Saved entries
•••

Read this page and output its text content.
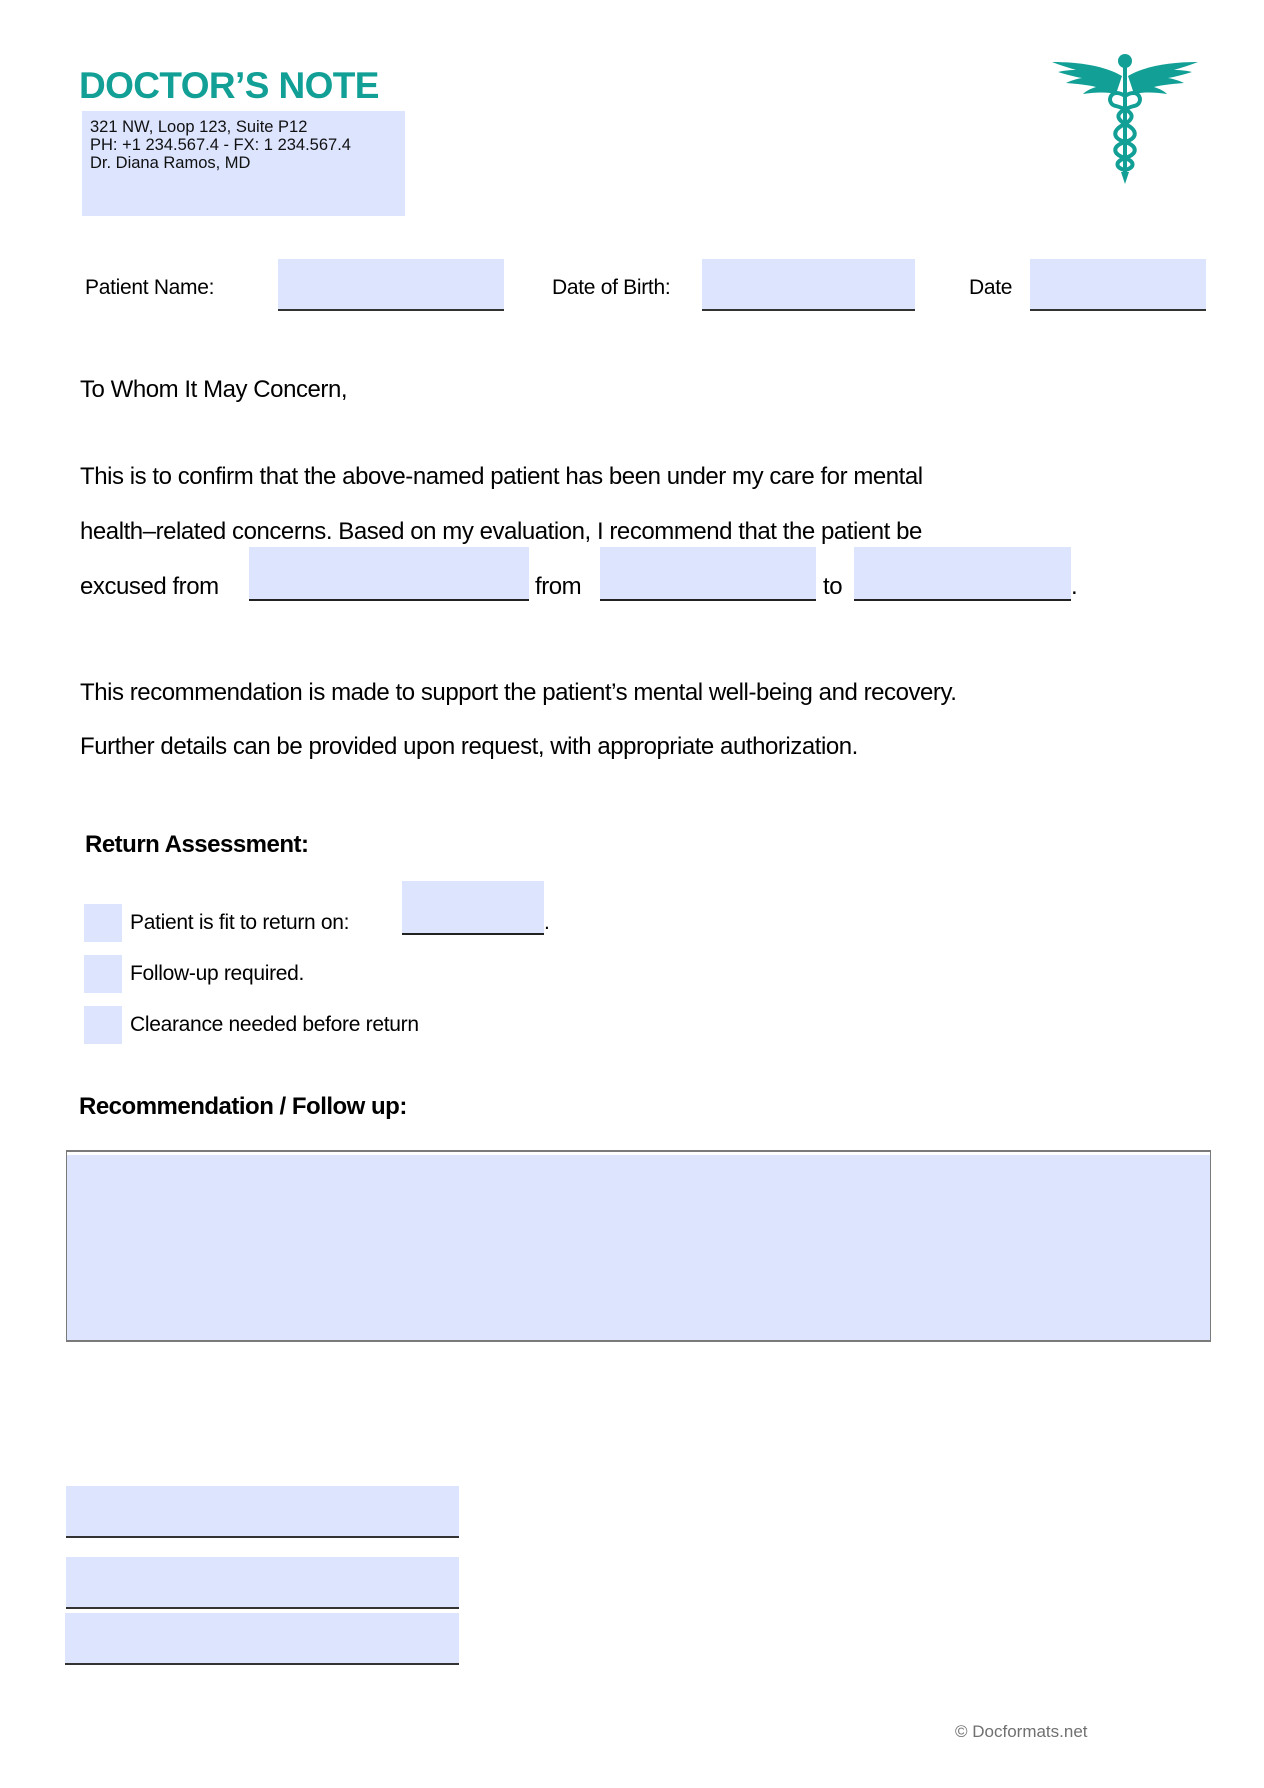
DOCTOR’S NOTE
321 NW, Loop 123, Suite P12
PH: +1 234.567.4 - FX: 1 234.567.4
Dr. Diana Ramos, MD
Patient Name:	Date of Birth:	Date
To Whom It May Concern,
This is to confirm that the above-named patient has been under my care for mental
health–related concerns. Based on my evaluation, I recommend that the patient be
excused from	from	to	.
This recommendation is made to support the patient’s mental well-being and recovery.
Further details can be provided upon request, with appropriate authorization.
Return Assessment:
Patient is fit to return on:	.
Follow-up required.
Clearance needed before return
Recommendation / Follow up:
© Docformats.net
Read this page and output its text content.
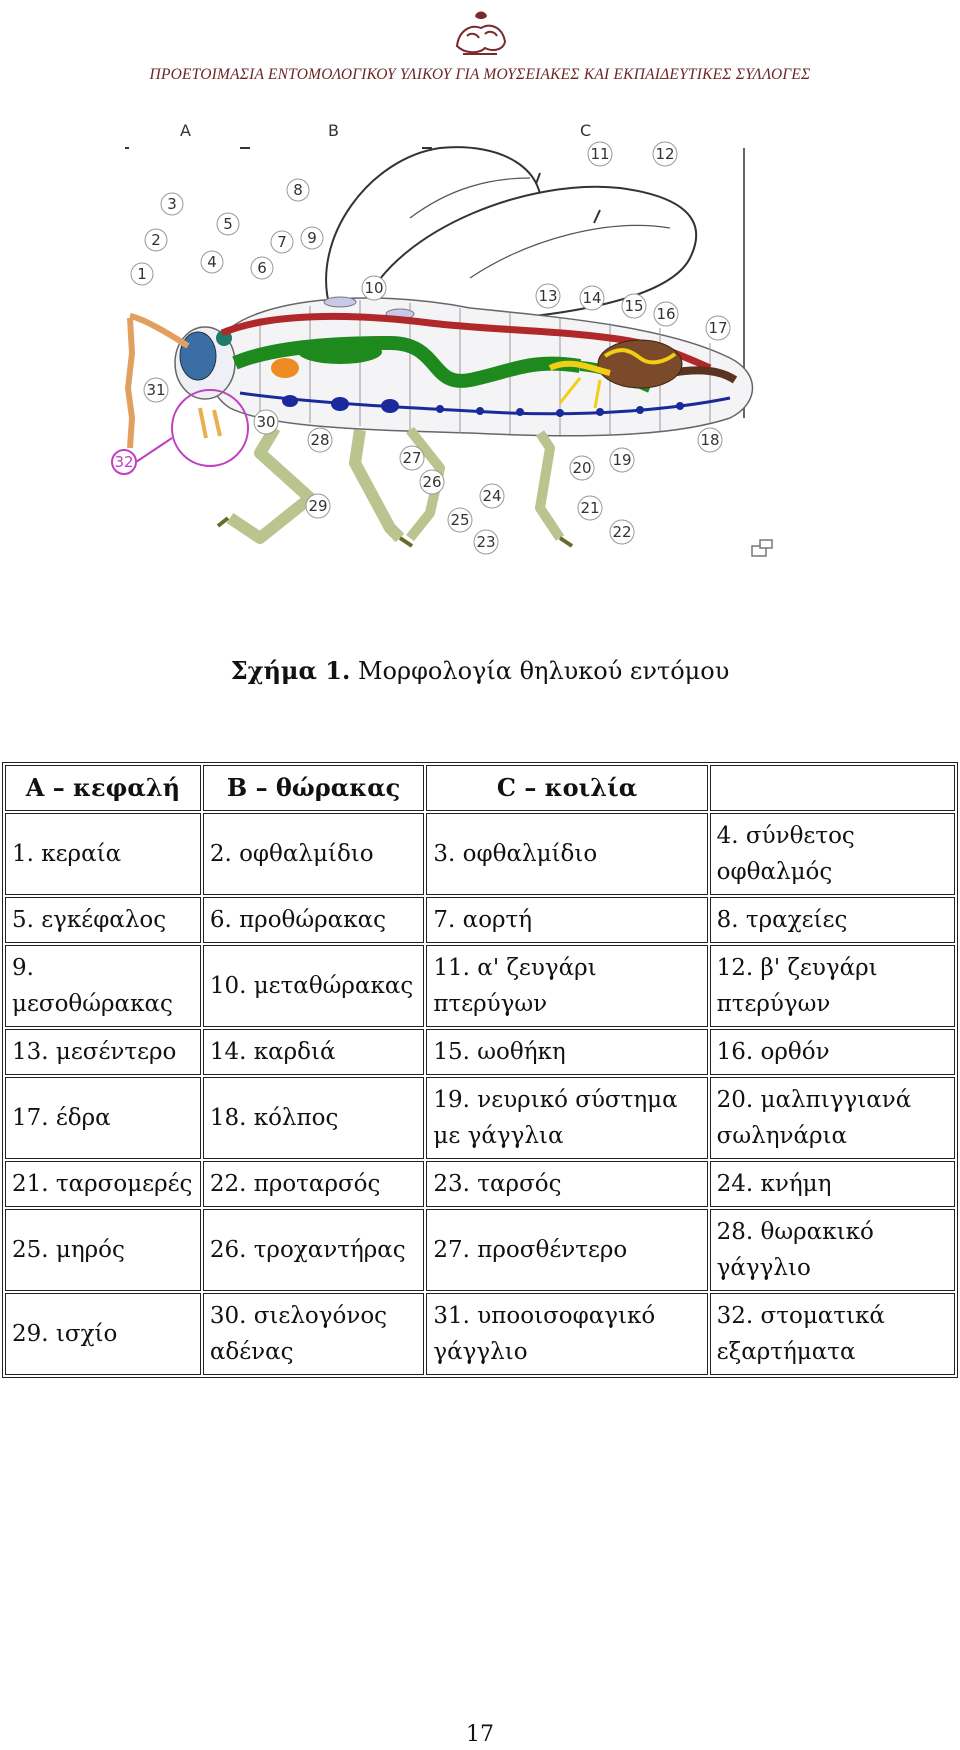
ΠΡΟΕΤΟΙΜΑΣΙΑ ΕΝΤΟΜΟΛΟΓΙΚΟΥ ΥΛΙΚΟΥ ΓΙΑ ΜΟΥΣΕΙΑΚΕΣ ΚΑΙ ΕΚΠΑΙΔΕΥΤΙΚΕΣ ΣΥΛΛΟΓΕΣ
A	B	C
1
2
3
4
5
6
7
8
9
10
11	12
13 14 15 16
17
18
19
20
21
22
23
24
25
26
27
28
29
30
31
32
Σχήμα 1. Μορφολογία θηλυκού εντόμου
A – κεφαλή	B – θώρακας	C – κοιλία	
1. κεραία	2. οφθαλμίδιο	3. οφθαλμίδιο	4. σύνθετος οφθαλμός
5. εγκέφαλος	6. προθώρακας	7. αορτή	8. τραχείες
9. μεσοθώρακας	10. μεταθώρακας	11. α' ζευγάρι πτερύγων	12. β' ζευγάρι πτερύγων
13. μεσέντερο	14. καρδιά	15. ωοθήκη	16. ορθόν
17. έδρα	18. κόλπος	19. νευρικό σύστημα με γάγγλια	20. μαλπιγγιανά σωληνάρια
21. ταρσομερές	22. προταρσός	23. ταρσός	24. κνήμη
25. μηρός	26. τροχαντήρας	27. προσθέντερο	28. θωρακικό γάγγλιο
29. ισχίο	30. σιελογόνος αδένας	31. υποοισοφαγικό γάγγλιο	32. στοματικά εξαρτήματα
17
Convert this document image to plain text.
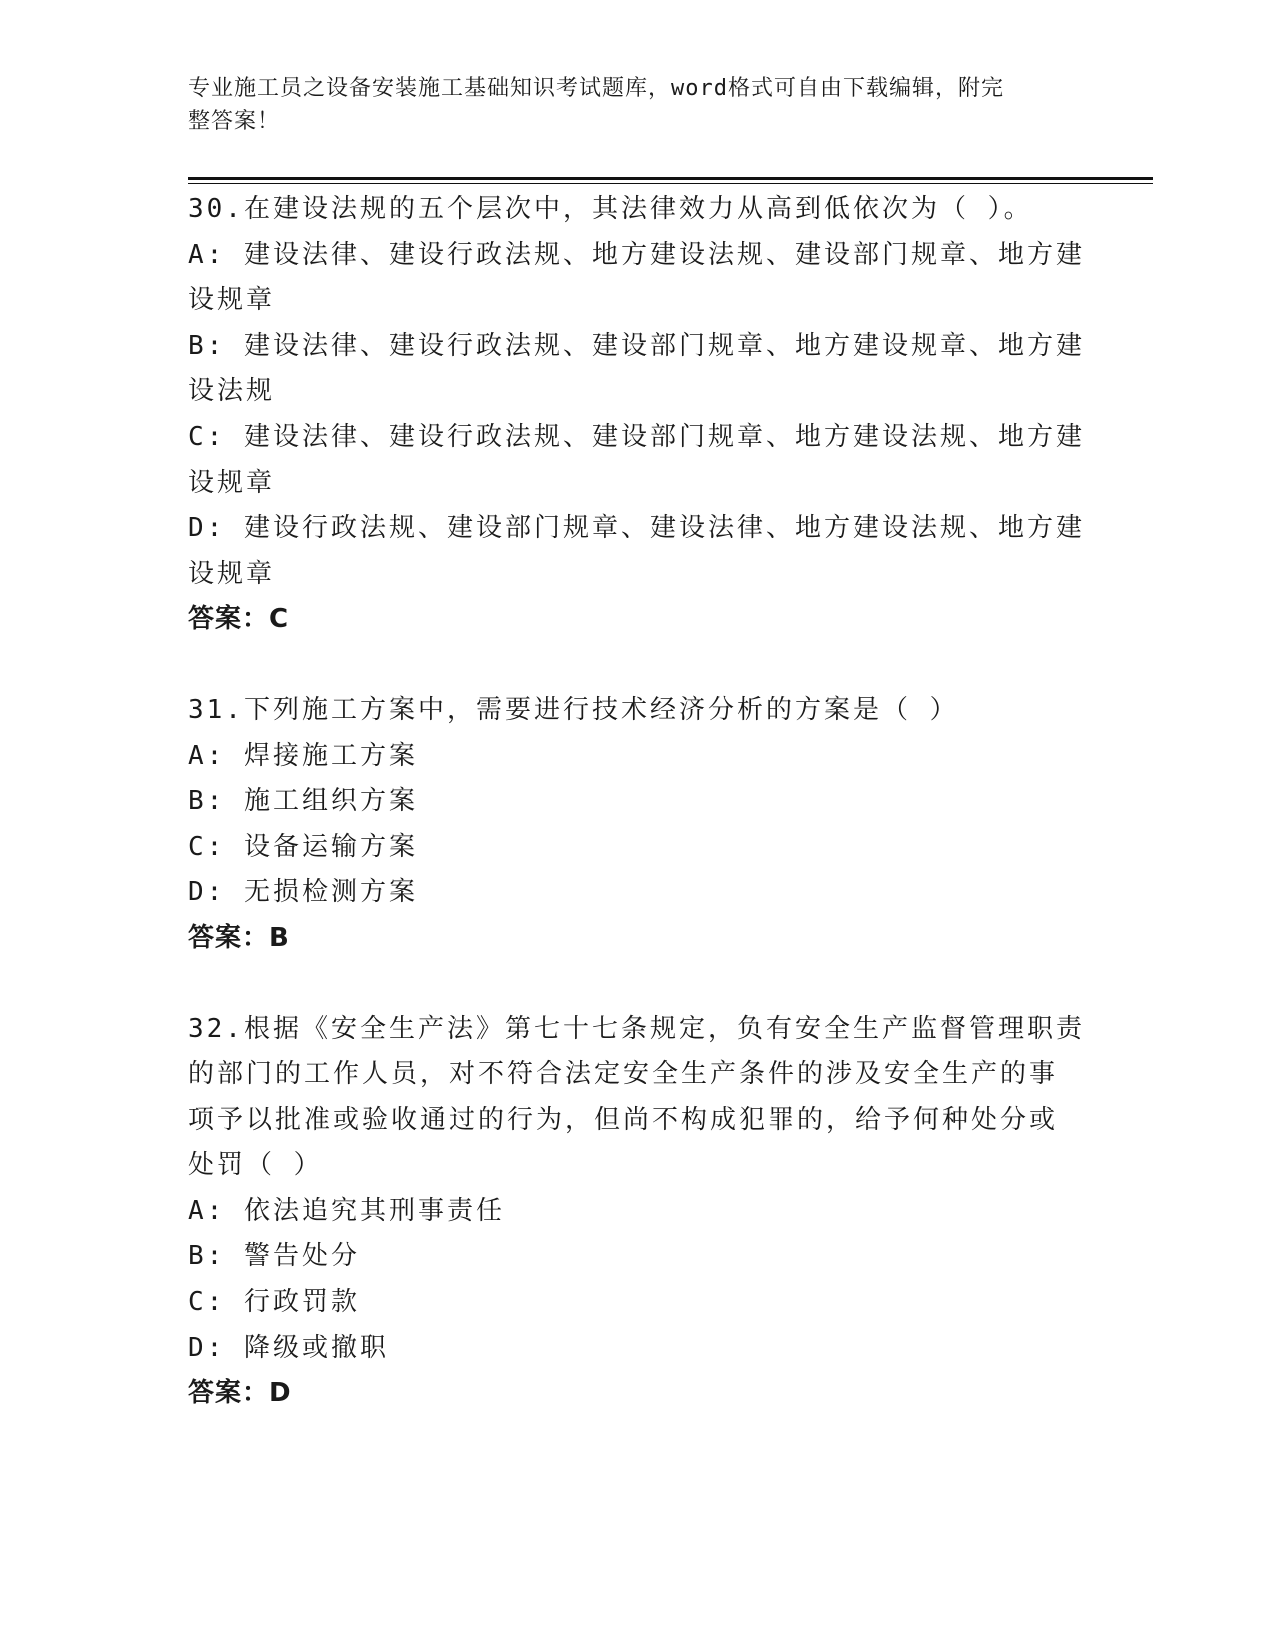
专业施工员之设备安装施工基础知识考试题库，word格式可自由下载编辑，附完
整答案！
30.在建设法规的五个层次中，其法律效力从高到低依次为（ ）。
A: 建设法律、建设行政法规、地方建设法规、建设部门规章、地方建
设规章
B: 建设法律、建设行政法规、建设部门规章、地方建设规章、地方建
设法规
C: 建设法律、建设行政法规、建设部门规章、地方建设法规、地方建
设规章
D: 建设行政法规、建设部门规章、建设法律、地方建设法规、地方建
设规章
答案：C
31.下列施工方案中，需要进行技术经济分析的方案是（ ）
A: 焊接施工方案
B: 施工组织方案
C: 设备运输方案
D: 无损检测方案
答案：B
32.根据《安全生产法》第七十七条规定，负有安全生产监督管理职责
的部门的工作人员，对不符合法定安全生产条件的涉及安全生产的事
项予以批准或验收通过的行为，但尚不构成犯罪的，给予何种处分或
处罚（ ）
A: 依法追究其刑事责任
B: 警告处分
C: 行政罚款
D: 降级或撤职
答案：D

•••

— Exercise —
Transcribe the listing above verbatim. Omit the pictures.

— Result —
Read this page and output its text content.
DOCTOR’S NOTE
321 NW, Loop 123, Suite P12
PH: +1 234.567.4 - FX: 1 234.567.4
Dr. Diana Ramos, MD
Patient Name:	Date of Birth:	Date
To Whom It May Concern,
This is to confirm that the above-named patient has been under my care for mental
health–related concerns. Based on my evaluation, I recommend that the patient be
excused from	from	to	.
This recommendation is made to support the patient’s mental well-being and recovery.
Further details can be provided upon request, with appropriate authorization.
Return Assessment:
Patient is fit to return on:	.
Follow-up required.
Clearance needed before return
Recommendation / Follow up:
© Docformats.net
Read this page and output its text content.
ΠΡΟΕΤΟΙΜΑΣΙΑ ΕΝΤΟΜΟΛΟΓΙΚΟΥ ΥΛΙΚΟΥ ΓΙΑ ΜΟΥΣΕΙΑΚΕΣ ΚΑΙ ΕΚΠΑΙΔΕΥΤΙΚΕΣ ΣΥΛΛΟΓΕΣ
A	B	C
1
2
3
4
5
6
7
8
9
10
11	12
13 14 15 16
17
18
19
20
21
22
23
24
25
26
27
28
29
30
31
32
Σχήμα 1. Μορφολογία θηλυκού εντόμου
A – κεφαλή	B – θώρακας	C – κοιλία	
1. κεραία	2. οφθαλμίδιο	3. οφθαλμίδιο	4. σύνθετος οφθαλμός
5. εγκέφαλος	6. προθώρακας	7. αορτή	8. τραχείες
9. μεσοθώρακας	10. μεταθώρακας	11. α' ζευγάρι πτερύγων	12. β' ζευγάρι πτερύγων
13. μεσέντερο	14. καρδιά	15. ωοθήκη	16. ορθόν
17. έδρα	18. κόλπος	19. νευρικό σύστημα με γάγγλια	20. μαλπιγγιανά σωληνάρια
21. ταρσομερές	22. προταρσός	23. ταρσός	24. κνήμη
25. μηρός	26. τροχαντήρας	27. προσθέντερο	28. θωρακικό γάγγλιο
29. ισχίο	30. σιελογόνος αδένας	31. υποοισοφαγικό γάγγλιο	32. στοματικά εξαρτήματα
17
Convert this document image to plain text.
专业施工员之设备安装施工基础知识考试题库，word格式可自由下载编辑，附完
整答案！
30.在建设法规的五个层次中，其法律效力从高到低依次为（ ）。
A: 建设法律、建设行政法规、地方建设法规、建设部门规章、地方建
设规章
B: 建设法律、建设行政法规、建设部门规章、地方建设规章、地方建
设法规
C: 建设法律、建设行政法规、建设部门规章、地方建设法规、地方建
设规章
D: 建设行政法规、建设部门规章、建设法律、地方建设法规、地方建
设规章
答案：C
31.下列施工方案中，需要进行技术经济分析的方案是（ ）
A: 焊接施工方案
B: 施工组织方案
C: 设备运输方案
D: 无损检测方案
答案：B
32.根据《安全生产法》第七十七条规定，负有安全生产监督管理职责
的部门的工作人员，对不符合法定安全生产条件的涉及安全生产的事
项予以批准或验收通过的行为，但尚不构成犯罪的，给予何种处分或
处罚（ ）
A: 依法追究其刑事责任
B: 警告处分
C: 行政罚款
D: 降级或撤职
答案：D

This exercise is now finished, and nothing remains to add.